INSTRUCTIONS FOR THE TASK - Say how many lines include the word "color", using only a number.

INPUT MATERIAL -
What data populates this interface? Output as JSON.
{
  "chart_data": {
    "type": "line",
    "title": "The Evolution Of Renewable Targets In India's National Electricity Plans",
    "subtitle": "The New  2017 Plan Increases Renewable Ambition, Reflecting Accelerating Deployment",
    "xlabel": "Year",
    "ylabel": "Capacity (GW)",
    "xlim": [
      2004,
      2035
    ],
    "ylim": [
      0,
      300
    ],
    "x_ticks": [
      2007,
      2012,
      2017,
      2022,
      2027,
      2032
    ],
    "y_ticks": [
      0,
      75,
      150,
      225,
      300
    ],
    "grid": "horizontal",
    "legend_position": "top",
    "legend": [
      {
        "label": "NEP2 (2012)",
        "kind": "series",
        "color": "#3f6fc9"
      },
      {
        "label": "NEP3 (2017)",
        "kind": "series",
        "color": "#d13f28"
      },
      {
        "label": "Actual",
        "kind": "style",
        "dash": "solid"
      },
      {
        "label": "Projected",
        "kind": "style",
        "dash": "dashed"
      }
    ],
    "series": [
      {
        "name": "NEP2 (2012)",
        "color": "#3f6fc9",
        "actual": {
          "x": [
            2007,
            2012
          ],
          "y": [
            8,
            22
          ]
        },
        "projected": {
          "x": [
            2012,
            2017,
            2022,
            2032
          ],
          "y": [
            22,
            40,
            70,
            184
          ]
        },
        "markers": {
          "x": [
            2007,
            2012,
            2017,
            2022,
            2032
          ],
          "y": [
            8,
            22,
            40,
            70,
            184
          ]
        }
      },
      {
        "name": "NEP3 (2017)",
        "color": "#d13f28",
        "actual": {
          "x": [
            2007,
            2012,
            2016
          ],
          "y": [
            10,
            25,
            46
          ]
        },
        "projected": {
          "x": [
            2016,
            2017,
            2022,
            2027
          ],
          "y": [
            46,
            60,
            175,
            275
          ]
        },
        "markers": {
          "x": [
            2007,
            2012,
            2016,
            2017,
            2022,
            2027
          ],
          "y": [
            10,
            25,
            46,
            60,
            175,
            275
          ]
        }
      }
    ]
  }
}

CORRECT ANSWER - 4